## Begin EXCERPTED DATA

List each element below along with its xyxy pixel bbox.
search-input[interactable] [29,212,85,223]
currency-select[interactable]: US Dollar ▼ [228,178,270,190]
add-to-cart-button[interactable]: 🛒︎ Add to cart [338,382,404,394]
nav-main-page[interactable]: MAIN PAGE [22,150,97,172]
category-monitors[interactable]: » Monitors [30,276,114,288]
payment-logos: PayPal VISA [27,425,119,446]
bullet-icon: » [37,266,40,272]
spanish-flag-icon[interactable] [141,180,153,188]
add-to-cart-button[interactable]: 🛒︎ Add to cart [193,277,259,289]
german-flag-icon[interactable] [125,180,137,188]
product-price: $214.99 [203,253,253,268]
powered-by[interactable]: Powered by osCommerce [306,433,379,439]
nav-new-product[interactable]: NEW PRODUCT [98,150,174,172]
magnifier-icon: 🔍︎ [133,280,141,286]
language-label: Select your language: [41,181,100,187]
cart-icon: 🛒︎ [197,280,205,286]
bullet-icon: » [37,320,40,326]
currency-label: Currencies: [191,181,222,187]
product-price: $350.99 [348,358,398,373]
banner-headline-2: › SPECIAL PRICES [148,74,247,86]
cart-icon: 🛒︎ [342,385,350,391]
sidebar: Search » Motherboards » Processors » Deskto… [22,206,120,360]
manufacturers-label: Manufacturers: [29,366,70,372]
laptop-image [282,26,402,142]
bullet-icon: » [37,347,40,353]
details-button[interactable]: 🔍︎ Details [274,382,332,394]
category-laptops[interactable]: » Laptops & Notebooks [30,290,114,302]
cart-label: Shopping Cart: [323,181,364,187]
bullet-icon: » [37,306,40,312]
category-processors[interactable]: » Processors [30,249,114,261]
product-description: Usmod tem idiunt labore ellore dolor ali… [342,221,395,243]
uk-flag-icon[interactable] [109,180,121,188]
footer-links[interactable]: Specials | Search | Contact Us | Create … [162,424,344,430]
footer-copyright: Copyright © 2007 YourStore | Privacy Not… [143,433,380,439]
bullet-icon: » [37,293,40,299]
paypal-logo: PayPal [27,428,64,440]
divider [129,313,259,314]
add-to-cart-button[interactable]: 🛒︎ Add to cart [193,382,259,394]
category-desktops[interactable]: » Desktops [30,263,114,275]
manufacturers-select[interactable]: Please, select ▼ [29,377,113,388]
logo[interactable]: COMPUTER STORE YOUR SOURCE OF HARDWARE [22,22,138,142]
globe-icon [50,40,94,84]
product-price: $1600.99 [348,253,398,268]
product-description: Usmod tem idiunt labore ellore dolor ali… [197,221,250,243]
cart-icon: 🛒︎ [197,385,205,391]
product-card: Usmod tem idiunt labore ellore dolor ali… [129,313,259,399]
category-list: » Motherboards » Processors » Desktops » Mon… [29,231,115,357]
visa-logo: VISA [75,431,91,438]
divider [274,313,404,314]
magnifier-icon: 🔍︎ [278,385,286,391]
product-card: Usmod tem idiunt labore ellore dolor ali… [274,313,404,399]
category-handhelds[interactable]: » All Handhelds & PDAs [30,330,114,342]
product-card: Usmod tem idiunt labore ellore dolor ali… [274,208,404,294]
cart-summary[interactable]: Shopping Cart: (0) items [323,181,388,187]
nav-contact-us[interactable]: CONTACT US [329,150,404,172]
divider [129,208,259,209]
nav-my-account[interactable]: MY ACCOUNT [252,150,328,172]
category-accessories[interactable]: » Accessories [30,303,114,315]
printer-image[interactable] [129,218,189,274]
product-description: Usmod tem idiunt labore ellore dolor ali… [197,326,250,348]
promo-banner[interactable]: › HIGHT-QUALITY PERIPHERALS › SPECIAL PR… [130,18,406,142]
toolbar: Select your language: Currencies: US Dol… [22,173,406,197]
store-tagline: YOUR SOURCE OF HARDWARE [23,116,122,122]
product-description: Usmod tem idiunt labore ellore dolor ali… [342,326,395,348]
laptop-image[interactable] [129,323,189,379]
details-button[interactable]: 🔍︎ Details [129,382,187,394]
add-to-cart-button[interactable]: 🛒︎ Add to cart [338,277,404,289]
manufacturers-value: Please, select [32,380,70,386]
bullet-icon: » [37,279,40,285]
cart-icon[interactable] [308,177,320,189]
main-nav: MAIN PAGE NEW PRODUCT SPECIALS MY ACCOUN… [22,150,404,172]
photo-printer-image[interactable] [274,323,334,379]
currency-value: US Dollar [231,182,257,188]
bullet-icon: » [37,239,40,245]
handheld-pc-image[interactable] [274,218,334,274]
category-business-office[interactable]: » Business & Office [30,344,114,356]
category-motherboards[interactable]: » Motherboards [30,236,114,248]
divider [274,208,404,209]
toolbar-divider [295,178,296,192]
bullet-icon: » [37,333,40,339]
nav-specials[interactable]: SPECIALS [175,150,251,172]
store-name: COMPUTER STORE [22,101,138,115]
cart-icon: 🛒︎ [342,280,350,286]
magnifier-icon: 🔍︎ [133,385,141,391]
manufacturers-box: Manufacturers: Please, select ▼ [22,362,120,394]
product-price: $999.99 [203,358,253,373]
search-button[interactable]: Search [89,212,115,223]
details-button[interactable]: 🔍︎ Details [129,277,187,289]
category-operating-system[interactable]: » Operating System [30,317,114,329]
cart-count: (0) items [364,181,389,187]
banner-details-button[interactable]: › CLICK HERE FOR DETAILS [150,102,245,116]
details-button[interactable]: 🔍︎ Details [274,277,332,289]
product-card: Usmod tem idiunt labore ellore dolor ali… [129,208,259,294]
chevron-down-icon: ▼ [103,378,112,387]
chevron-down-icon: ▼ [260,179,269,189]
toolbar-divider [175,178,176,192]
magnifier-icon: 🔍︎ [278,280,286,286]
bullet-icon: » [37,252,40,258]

## End EXCERPTED DATA

• TASK DESCRIPTION
Copy out the material above line for line, keeping every character as it appears.

• TASK SOLUTION
List each element below along with its xyxy pixel bbox.
search-input[interactable] [29,212,85,223]
currency-select[interactable]: US Dollar ▼ [228,178,270,190]
add-to-cart-button[interactable]: 🛒︎ Add to cart [338,382,404,394]
nav-main-page[interactable]: MAIN PAGE [22,150,97,172]
category-monitors[interactable]: » Monitors [30,276,114,288]
payment-logos: PayPal VISA [27,425,119,446]
bullet-icon: » [37,266,40,272]
spanish-flag-icon[interactable] [141,180,153,188]
add-to-cart-button[interactable]: 🛒︎ Add to cart [193,277,259,289]
german-flag-icon[interactable] [125,180,137,188]
product-price: $214.99 [203,253,253,268]
powered-by[interactable]: Powered by osCommerce [306,433,379,439]
nav-new-product[interactable]: NEW PRODUCT [98,150,174,172]
magnifier-icon: 🔍︎ [133,280,141,286]
language-label: Select your language: [41,181,100,187]
cart-icon: 🛒︎ [197,280,205,286]
bullet-icon: » [37,320,40,326]
currency-label: Currencies: [191,181,222,187]
product-price: $350.99 [348,358,398,373]
banner-headline-2: › SPECIAL PRICES [148,74,247,86]
cart-icon: 🛒︎ [342,385,350,391]
sidebar: Search » Motherboards » Processors » Deskto… [22,206,120,360]
manufacturers-label: Manufacturers: [29,366,70,372]
laptop-image [282,26,402,142]
bullet-icon: » [37,347,40,353]
details-button[interactable]: 🔍︎ Details [274,382,332,394]
category-laptops[interactable]: » Laptops & Notebooks [30,290,114,302]
cart-label: Shopping Cart: [323,181,364,187]
bullet-icon: » [37,306,40,312]
category-processors[interactable]: » Processors [30,249,114,261]
product-description: Usmod tem idiunt labore ellore dolor ali… [342,221,395,243]
uk-flag-icon[interactable] [109,180,121,188]
footer-links[interactable]: Specials | Search | Contact Us | Create … [162,424,344,430]
footer-copyright: Copyright © 2007 YourStore | Privacy Not… [143,433,380,439]
bullet-icon: » [37,293,40,299]
paypal-logo: PayPal [27,428,64,440]
divider [129,313,259,314]
add-to-cart-button[interactable]: 🛒︎ Add to cart [193,382,259,394]
category-desktops[interactable]: » Desktops [30,263,114,275]
manufacturers-select[interactable]: Please, select ▼ [29,377,113,388]
logo[interactable]: COMPUTER STORE YOUR SOURCE OF HARDWARE [22,22,138,142]
globe-icon [50,40,94,84]
product-price: $1600.99 [348,253,398,268]
product-description: Usmod tem idiunt labore ellore dolor ali… [197,221,250,243]
cart-icon: 🛒︎ [197,385,205,391]
product-card: Usmod tem idiunt labore ellore dolor ali… [129,313,259,399]
category-list: » Motherboards » Processors » Desktops » Mon… [29,231,115,357]
visa-logo: VISA [75,431,91,438]
divider [274,313,404,314]
magnifier-icon: 🔍︎ [278,385,286,391]
product-card: Usmod tem idiunt labore ellore dolor ali… [274,313,404,399]
category-handhelds[interactable]: » All Handhelds & PDAs [30,330,114,342]
product-card: Usmod tem idiunt labore ellore dolor ali… [274,208,404,294]
cart-summary[interactable]: Shopping Cart: (0) items [323,181,388,187]
nav-contact-us[interactable]: CONTACT US [329,150,404,172]
divider [129,208,259,209]
nav-my-account[interactable]: MY ACCOUNT [252,150,328,172]
category-accessories[interactable]: » Accessories [30,303,114,315]
printer-image[interactable] [129,218,189,274]
product-description: Usmod tem idiunt labore ellore dolor ali… [197,326,250,348]
promo-banner[interactable]: › HIGHT-QUALITY PERIPHERALS › SPECIAL PR… [130,18,406,142]
toolbar: Select your language: Currencies: US Dol… [22,173,406,197]
store-tagline: YOUR SOURCE OF HARDWARE [23,116,122,122]
product-description: Usmod tem idiunt labore ellore dolor ali… [342,326,395,348]
laptop-image[interactable] [129,323,189,379]
details-button[interactable]: 🔍︎ Details [129,382,187,394]
add-to-cart-button[interactable]: 🛒︎ Add to cart [338,277,404,289]
manufacturers-value: Please, select [32,380,70,386]
bullet-icon: » [37,279,40,285]
cart-icon[interactable] [308,177,320,189]
main-nav: MAIN PAGE NEW PRODUCT SPECIALS MY ACCOUN… [22,150,404,172]
photo-printer-image[interactable] [274,323,334,379]
currency-value: US Dollar [231,182,257,188]
bullet-icon: » [37,239,40,245]
handheld-pc-image[interactable] [274,218,334,274]
category-business-office[interactable]: » Business & Office [30,344,114,356]
category-motherboards[interactable]: » Motherboards [30,236,114,248]
divider [274,208,404,209]
toolbar-divider [295,178,296,192]
bullet-icon: » [37,333,40,339]
nav-specials[interactable]: SPECIALS [175,150,251,172]
store-name: COMPUTER STORE [22,101,138,115]
cart-icon: 🛒︎ [342,280,350,286]
magnifier-icon: 🔍︎ [133,385,141,391]
manufacturers-box: Manufacturers: Please, select ▼ [22,362,120,394]
product-price: $999.99 [203,358,253,373]
search-button[interactable]: Search [89,212,115,223]
details-button[interactable]: 🔍︎ Details [129,277,187,289]
category-operating-system[interactable]: » Operating System [30,317,114,329]
cart-count: (0) items [364,181,389,187]
banner-details-button[interactable]: › CLICK HERE FOR DETAILS [150,102,245,116]
details-button[interactable]: 🔍︎ Details [274,277,332,289]
product-card: Usmod tem idiunt labore ellore dolor ali… [129,208,259,294]
chevron-down-icon: ▼ [103,378,112,387]
chevron-down-icon: ▼ [260,179,269,189]
toolbar-divider [175,178,176,192]
magnifier-icon: 🔍︎ [278,280,286,286]
bullet-icon: » [37,252,40,258]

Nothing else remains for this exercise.